Entries with figure data:
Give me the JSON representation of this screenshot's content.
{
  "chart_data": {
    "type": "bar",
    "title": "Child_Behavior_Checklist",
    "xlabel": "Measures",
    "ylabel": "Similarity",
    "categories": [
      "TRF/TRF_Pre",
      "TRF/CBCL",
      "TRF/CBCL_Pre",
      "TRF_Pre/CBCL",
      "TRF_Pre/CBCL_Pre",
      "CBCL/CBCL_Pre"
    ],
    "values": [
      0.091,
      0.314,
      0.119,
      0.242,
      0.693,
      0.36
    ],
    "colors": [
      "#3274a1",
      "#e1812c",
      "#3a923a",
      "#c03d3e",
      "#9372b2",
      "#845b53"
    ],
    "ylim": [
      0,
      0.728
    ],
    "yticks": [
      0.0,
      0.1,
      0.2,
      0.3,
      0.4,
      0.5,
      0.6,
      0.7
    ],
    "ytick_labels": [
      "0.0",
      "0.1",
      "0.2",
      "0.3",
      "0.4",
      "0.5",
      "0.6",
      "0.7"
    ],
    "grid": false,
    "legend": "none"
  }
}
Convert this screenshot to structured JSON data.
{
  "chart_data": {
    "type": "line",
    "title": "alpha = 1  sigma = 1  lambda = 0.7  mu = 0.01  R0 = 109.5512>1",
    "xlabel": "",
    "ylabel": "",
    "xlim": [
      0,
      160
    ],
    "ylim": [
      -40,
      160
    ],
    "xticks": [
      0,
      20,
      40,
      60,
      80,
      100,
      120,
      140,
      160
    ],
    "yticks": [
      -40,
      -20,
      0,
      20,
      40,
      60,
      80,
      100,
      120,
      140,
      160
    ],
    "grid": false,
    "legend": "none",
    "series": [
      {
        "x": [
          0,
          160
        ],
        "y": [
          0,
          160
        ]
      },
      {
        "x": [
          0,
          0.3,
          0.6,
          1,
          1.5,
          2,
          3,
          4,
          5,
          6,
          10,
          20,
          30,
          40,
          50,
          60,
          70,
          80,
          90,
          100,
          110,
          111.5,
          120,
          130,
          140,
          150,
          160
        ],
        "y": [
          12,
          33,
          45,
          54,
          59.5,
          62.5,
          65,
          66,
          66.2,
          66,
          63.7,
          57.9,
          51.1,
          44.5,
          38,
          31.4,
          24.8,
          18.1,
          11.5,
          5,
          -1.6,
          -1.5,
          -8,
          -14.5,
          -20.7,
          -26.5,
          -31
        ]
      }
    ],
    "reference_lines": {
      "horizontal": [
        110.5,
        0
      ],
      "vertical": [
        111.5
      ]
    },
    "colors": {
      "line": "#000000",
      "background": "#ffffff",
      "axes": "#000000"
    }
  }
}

- **Exercise goal**
Write out every entry exactly as given.

- **Answer to this exercise**
Give me the JSON representation of this screenshot's content.
{
  "chart_data": {
    "type": "bar",
    "title": "Child_Behavior_Checklist",
    "xlabel": "Measures",
    "ylabel": "Similarity",
    "categories": [
      "TRF/TRF_Pre",
      "TRF/CBCL",
      "TRF/CBCL_Pre",
      "TRF_Pre/CBCL",
      "TRF_Pre/CBCL_Pre",
      "CBCL/CBCL_Pre"
    ],
    "values": [
      0.091,
      0.314,
      0.119,
      0.242,
      0.693,
      0.36
    ],
    "colors": [
      "#3274a1",
      "#e1812c",
      "#3a923a",
      "#c03d3e",
      "#9372b2",
      "#845b53"
    ],
    "ylim": [
      0,
      0.728
    ],
    "yticks": [
      0.0,
      0.1,
      0.2,
      0.3,
      0.4,
      0.5,
      0.6,
      0.7
    ],
    "ytick_labels": [
      "0.0",
      "0.1",
      "0.2",
      "0.3",
      "0.4",
      "0.5",
      "0.6",
      "0.7"
    ],
    "grid": false,
    "legend": "none"
  }
}
Convert this screenshot to structured JSON data.
{
  "chart_data": {
    "type": "line",
    "title": "alpha = 1  sigma = 1  lambda = 0.7  mu = 0.01  R0 = 109.5512>1",
    "xlabel": "",
    "ylabel": "",
    "xlim": [
      0,
      160
    ],
    "ylim": [
      -40,
      160
    ],
    "xticks": [
      0,
      20,
      40,
      60,
      80,
      100,
      120,
      140,
      160
    ],
    "yticks": [
      -40,
      -20,
      0,
      20,
      40,
      60,
      80,
      100,
      120,
      140,
      160
    ],
    "grid": false,
    "legend": "none",
    "series": [
      {
        "x": [
          0,
          160
        ],
        "y": [
          0,
          160
        ]
      },
      {
        "x": [
          0,
          0.3,
          0.6,
          1,
          1.5,
          2,
          3,
          4,
          5,
          6,
          10,
          20,
          30,
          40,
          50,
          60,
          70,
          80,
          90,
          100,
          110,
          111.5,
          120,
          130,
          140,
          150,
          160
        ],
        "y": [
          12,
          33,
          45,
          54,
          59.5,
          62.5,
          65,
          66,
          66.2,
          66,
          63.7,
          57.9,
          51.1,
          44.5,
          38,
          31.4,
          24.8,
          18.1,
          11.5,
          5,
          -1.6,
          -1.5,
          -8,
          -14.5,
          -20.7,
          -26.5,
          -31
        ]
      }
    ],
    "reference_lines": {
      "horizontal": [
        110.5,
        0
      ],
      "vertical": [
        111.5
      ]
    },
    "colors": {
      "line": "#000000",
      "background": "#ffffff",
      "axes": "#000000"
    }
  }
}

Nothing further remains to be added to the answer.